** BEGIN Extracted material **

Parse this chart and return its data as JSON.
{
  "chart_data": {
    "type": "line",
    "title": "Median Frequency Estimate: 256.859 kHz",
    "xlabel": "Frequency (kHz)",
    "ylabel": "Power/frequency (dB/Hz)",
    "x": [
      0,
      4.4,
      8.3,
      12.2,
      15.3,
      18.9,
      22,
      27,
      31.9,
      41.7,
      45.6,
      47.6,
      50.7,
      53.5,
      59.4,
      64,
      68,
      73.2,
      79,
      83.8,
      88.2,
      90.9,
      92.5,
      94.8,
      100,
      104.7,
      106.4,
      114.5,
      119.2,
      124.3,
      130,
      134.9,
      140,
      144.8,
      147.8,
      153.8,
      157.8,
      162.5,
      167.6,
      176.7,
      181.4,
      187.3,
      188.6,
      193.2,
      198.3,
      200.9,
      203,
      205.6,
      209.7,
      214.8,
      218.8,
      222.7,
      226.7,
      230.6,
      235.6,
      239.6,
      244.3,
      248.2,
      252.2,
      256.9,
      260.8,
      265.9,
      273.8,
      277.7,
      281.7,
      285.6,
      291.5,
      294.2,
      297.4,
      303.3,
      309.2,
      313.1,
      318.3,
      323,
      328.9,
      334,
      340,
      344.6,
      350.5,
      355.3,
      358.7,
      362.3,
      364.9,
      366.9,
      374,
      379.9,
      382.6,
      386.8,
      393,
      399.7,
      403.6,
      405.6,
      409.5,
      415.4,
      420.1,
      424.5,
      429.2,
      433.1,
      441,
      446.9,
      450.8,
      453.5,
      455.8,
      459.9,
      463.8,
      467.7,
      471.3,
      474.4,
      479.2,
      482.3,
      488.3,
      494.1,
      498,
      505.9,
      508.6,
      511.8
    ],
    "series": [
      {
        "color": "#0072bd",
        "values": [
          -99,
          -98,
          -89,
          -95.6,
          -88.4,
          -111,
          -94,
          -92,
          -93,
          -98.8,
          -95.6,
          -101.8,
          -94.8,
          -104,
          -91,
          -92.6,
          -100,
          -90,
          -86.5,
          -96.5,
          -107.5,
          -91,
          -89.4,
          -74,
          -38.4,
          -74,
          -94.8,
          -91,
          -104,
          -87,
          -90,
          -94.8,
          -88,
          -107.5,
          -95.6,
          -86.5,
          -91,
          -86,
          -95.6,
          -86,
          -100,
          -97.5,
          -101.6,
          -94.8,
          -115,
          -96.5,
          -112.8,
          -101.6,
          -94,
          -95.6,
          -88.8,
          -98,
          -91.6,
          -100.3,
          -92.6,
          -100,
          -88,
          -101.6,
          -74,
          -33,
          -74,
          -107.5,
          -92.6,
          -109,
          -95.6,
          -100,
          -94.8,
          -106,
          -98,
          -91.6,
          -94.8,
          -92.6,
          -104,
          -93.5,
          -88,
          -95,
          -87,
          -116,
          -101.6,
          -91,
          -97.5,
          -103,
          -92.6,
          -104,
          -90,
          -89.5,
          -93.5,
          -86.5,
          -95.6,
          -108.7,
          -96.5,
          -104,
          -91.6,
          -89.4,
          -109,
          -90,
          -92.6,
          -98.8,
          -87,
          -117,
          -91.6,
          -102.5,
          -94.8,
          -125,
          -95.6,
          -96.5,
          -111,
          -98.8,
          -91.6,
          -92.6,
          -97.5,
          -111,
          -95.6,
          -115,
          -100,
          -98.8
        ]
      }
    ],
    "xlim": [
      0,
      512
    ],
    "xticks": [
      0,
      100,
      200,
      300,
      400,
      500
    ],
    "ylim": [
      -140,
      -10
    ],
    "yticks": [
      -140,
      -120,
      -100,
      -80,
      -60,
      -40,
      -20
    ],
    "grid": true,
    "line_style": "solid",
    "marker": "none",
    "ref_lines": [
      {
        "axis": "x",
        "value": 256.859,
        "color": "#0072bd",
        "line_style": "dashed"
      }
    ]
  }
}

** END Extracted material **

▶ _Goal_
Using the listing above, please repeat every entry exactly.

▶ _Solved exercise_
Parse this chart and return its data as JSON.
{
  "chart_data": {
    "type": "line",
    "title": "Median Frequency Estimate: 256.859 kHz",
    "xlabel": "Frequency (kHz)",
    "ylabel": "Power/frequency (dB/Hz)",
    "x": [
      0,
      4.4,
      8.3,
      12.2,
      15.3,
      18.9,
      22,
      27,
      31.9,
      41.7,
      45.6,
      47.6,
      50.7,
      53.5,
      59.4,
      64,
      68,
      73.2,
      79,
      83.8,
      88.2,
      90.9,
      92.5,
      94.8,
      100,
      104.7,
      106.4,
      114.5,
      119.2,
      124.3,
      130,
      134.9,
      140,
      144.8,
      147.8,
      153.8,
      157.8,
      162.5,
      167.6,
      176.7,
      181.4,
      187.3,
      188.6,
      193.2,
      198.3,
      200.9,
      203,
      205.6,
      209.7,
      214.8,
      218.8,
      222.7,
      226.7,
      230.6,
      235.6,
      239.6,
      244.3,
      248.2,
      252.2,
      256.9,
      260.8,
      265.9,
      273.8,
      277.7,
      281.7,
      285.6,
      291.5,
      294.2,
      297.4,
      303.3,
      309.2,
      313.1,
      318.3,
      323,
      328.9,
      334,
      340,
      344.6,
      350.5,
      355.3,
      358.7,
      362.3,
      364.9,
      366.9,
      374,
      379.9,
      382.6,
      386.8,
      393,
      399.7,
      403.6,
      405.6,
      409.5,
      415.4,
      420.1,
      424.5,
      429.2,
      433.1,
      441,
      446.9,
      450.8,
      453.5,
      455.8,
      459.9,
      463.8,
      467.7,
      471.3,
      474.4,
      479.2,
      482.3,
      488.3,
      494.1,
      498,
      505.9,
      508.6,
      511.8
    ],
    "series": [
      {
        "color": "#0072bd",
        "values": [
          -99,
          -98,
          -89,
          -95.6,
          -88.4,
          -111,
          -94,
          -92,
          -93,
          -98.8,
          -95.6,
          -101.8,
          -94.8,
          -104,
          -91,
          -92.6,
          -100,
          -90,
          -86.5,
          -96.5,
          -107.5,
          -91,
          -89.4,
          -74,
          -38.4,
          -74,
          -94.8,
          -91,
          -104,
          -87,
          -90,
          -94.8,
          -88,
          -107.5,
          -95.6,
          -86.5,
          -91,
          -86,
          -95.6,
          -86,
          -100,
          -97.5,
          -101.6,
          -94.8,
          -115,
          -96.5,
          -112.8,
          -101.6,
          -94,
          -95.6,
          -88.8,
          -98,
          -91.6,
          -100.3,
          -92.6,
          -100,
          -88,
          -101.6,
          -74,
          -33,
          -74,
          -107.5,
          -92.6,
          -109,
          -95.6,
          -100,
          -94.8,
          -106,
          -98,
          -91.6,
          -94.8,
          -92.6,
          -104,
          -93.5,
          -88,
          -95,
          -87,
          -116,
          -101.6,
          -91,
          -97.5,
          -103,
          -92.6,
          -104,
          -90,
          -89.5,
          -93.5,
          -86.5,
          -95.6,
          -108.7,
          -96.5,
          -104,
          -91.6,
          -89.4,
          -109,
          -90,
          -92.6,
          -98.8,
          -87,
          -117,
          -91.6,
          -102.5,
          -94.8,
          -125,
          -95.6,
          -96.5,
          -111,
          -98.8,
          -91.6,
          -92.6,
          -97.5,
          -111,
          -95.6,
          -115,
          -100,
          -98.8
        ]
      }
    ],
    "xlim": [
      0,
      512
    ],
    "xticks": [
      0,
      100,
      200,
      300,
      400,
      500
    ],
    "ylim": [
      -140,
      -10
    ],
    "yticks": [
      -140,
      -120,
      -100,
      -80,
      -60,
      -40,
      -20
    ],
    "grid": true,
    "line_style": "solid",
    "marker": "none",
    "ref_lines": [
      {
        "axis": "x",
        "value": 256.859,
        "color": "#0072bd",
        "line_style": "dashed"
      }
    ]
  }
}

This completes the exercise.